Determine how many lines of the entries contain "housing". Reply with that number alone.

################

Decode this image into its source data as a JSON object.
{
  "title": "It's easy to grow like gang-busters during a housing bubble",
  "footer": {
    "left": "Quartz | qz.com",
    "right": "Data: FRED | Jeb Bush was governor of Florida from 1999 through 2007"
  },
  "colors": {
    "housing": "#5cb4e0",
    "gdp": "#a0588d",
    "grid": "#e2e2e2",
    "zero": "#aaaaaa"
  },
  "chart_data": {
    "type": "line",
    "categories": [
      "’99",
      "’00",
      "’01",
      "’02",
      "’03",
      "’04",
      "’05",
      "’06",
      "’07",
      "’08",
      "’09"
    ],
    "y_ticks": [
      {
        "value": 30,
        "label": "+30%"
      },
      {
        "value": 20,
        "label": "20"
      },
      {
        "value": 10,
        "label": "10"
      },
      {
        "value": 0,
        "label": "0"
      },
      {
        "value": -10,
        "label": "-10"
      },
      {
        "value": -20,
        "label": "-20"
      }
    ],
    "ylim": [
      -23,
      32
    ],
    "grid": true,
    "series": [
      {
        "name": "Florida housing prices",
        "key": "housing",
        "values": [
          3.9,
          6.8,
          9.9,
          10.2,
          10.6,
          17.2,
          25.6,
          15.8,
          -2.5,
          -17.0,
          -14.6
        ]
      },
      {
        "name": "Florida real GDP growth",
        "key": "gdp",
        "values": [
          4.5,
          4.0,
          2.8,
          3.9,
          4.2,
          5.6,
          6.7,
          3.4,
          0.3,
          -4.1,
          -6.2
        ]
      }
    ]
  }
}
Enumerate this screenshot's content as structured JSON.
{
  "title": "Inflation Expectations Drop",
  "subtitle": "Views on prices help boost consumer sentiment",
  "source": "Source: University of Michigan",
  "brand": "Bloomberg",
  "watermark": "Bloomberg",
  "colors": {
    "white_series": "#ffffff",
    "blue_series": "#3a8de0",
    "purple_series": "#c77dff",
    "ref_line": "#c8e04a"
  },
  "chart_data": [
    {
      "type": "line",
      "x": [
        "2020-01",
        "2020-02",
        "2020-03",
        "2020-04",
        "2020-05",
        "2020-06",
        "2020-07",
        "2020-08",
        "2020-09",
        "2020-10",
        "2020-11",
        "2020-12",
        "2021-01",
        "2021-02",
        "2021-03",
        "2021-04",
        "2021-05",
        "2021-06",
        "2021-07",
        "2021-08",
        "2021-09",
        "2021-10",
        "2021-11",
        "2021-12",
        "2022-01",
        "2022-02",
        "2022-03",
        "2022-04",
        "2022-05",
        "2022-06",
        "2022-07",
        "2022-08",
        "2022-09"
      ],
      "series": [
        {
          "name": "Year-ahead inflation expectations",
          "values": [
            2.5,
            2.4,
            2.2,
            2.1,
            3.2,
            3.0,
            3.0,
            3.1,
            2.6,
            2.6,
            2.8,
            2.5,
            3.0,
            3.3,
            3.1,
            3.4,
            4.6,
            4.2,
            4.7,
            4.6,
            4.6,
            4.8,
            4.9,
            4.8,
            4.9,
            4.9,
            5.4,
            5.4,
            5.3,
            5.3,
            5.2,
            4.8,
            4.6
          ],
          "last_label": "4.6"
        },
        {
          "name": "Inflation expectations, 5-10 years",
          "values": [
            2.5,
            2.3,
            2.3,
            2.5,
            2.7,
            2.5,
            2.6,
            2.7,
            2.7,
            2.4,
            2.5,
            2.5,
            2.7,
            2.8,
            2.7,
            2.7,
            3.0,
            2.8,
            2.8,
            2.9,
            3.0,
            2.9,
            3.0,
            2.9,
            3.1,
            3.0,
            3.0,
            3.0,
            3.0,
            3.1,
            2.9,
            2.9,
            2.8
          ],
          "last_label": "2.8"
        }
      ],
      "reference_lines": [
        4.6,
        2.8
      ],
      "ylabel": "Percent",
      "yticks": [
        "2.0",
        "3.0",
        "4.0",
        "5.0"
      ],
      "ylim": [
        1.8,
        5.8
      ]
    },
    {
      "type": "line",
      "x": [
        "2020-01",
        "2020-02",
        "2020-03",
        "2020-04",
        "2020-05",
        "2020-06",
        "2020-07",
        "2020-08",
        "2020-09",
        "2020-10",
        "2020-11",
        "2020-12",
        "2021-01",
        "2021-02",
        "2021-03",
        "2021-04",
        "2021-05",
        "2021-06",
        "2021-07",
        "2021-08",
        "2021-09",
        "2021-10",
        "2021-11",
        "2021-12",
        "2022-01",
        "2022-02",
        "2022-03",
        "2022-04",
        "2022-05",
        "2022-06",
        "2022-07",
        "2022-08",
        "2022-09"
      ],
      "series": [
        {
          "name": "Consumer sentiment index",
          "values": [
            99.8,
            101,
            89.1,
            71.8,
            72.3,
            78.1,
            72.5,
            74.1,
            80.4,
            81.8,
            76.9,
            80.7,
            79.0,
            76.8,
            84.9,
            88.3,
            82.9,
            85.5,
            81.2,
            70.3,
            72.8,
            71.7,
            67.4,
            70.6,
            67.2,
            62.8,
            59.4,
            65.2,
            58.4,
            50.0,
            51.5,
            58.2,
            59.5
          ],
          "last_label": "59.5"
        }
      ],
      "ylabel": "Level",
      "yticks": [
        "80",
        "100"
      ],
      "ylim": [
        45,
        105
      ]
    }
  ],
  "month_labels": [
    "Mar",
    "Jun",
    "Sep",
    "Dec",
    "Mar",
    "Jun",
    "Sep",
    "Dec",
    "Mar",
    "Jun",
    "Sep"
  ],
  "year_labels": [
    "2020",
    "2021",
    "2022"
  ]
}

################

* The answer *
4